• The request
What follows is a set of entries. Repeat them exactly, but not their pictures.

Data extracted from a collection:

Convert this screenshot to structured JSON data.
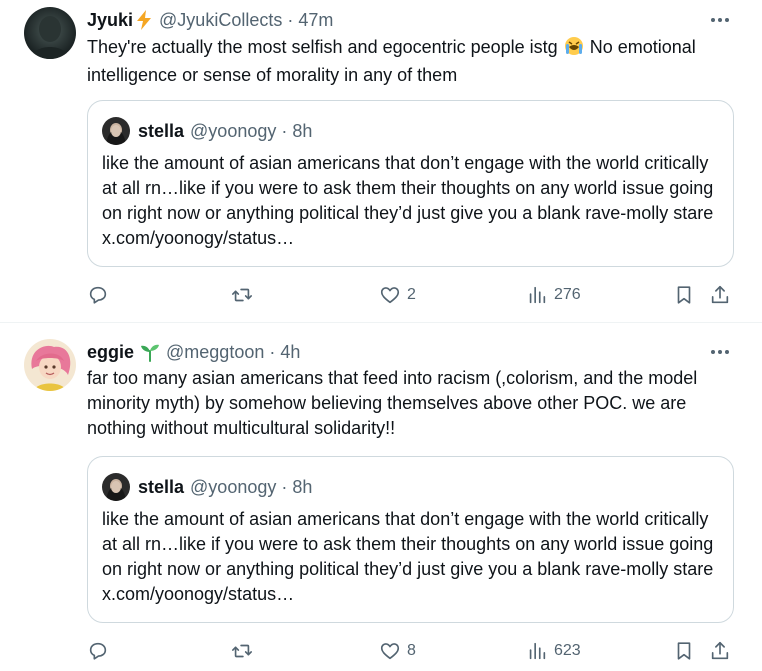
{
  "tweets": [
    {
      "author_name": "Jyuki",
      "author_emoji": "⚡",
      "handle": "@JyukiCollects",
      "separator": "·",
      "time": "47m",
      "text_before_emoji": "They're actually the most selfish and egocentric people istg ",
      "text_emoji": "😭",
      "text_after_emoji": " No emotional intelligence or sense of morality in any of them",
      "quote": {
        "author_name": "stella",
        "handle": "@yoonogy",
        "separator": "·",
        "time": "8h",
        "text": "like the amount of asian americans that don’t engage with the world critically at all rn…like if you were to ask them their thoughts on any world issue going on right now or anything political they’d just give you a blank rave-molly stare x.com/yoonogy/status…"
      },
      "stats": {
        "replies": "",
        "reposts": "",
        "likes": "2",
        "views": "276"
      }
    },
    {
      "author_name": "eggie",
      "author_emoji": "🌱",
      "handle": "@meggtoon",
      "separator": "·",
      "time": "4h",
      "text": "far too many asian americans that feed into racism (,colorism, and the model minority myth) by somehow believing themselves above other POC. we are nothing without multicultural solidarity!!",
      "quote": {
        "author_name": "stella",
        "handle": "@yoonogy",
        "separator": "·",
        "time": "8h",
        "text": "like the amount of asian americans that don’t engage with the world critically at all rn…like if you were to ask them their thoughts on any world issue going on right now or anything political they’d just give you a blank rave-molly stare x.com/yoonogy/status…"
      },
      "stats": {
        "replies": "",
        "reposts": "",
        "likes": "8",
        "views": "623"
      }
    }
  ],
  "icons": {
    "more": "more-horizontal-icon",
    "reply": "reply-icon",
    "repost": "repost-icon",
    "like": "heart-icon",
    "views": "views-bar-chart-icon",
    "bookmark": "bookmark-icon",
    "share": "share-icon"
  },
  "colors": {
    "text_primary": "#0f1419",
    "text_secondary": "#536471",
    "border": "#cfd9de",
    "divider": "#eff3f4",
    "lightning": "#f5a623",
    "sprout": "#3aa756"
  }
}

• The answer
Convert this screenshot to structured JSON data.
{
  "tweets": [
    {
      "author_name": "Jyuki",
      "author_emoji": "⚡",
      "handle": "@JyukiCollects",
      "separator": "·",
      "time": "47m",
      "text_before_emoji": "They're actually the most selfish and egocentric people istg ",
      "text_emoji": "😭",
      "text_after_emoji": " No emotional intelligence or sense of morality in any of them",
      "quote": {
        "author_name": "stella",
        "handle": "@yoonogy",
        "separator": "·",
        "time": "8h",
        "text": "like the amount of asian americans that don’t engage with the world critically at all rn…like if you were to ask them their thoughts on any world issue going on right now or anything political they’d just give you a blank rave-molly stare x.com/yoonogy/status…"
      },
      "stats": {
        "replies": "",
        "reposts": "",
        "likes": "2",
        "views": "276"
      }
    },
    {
      "author_name": "eggie",
      "author_emoji": "🌱",
      "handle": "@meggtoon",
      "separator": "·",
      "time": "4h",
      "text": "far too many asian americans that feed into racism (,colorism, and the model minority myth) by somehow believing themselves above other POC. we are nothing without multicultural solidarity!!",
      "quote": {
        "author_name": "stella",
        "handle": "@yoonogy",
        "separator": "·",
        "time": "8h",
        "text": "like the amount of asian americans that don’t engage with the world critically at all rn…like if you were to ask them their thoughts on any world issue going on right now or anything political they’d just give you a blank rave-molly stare x.com/yoonogy/status…"
      },
      "stats": {
        "replies": "",
        "reposts": "",
        "likes": "8",
        "views": "623"
      }
    }
  ],
  "icons": {
    "more": "more-horizontal-icon",
    "reply": "reply-icon",
    "repost": "repost-icon",
    "like": "heart-icon",
    "views": "views-bar-chart-icon",
    "bookmark": "bookmark-icon",
    "share": "share-icon"
  },
  "colors": {
    "text_primary": "#0f1419",
    "text_secondary": "#536471",
    "border": "#cfd9de",
    "divider": "#eff3f4",
    "lightning": "#f5a623",
    "sprout": "#3aa756"
  }
}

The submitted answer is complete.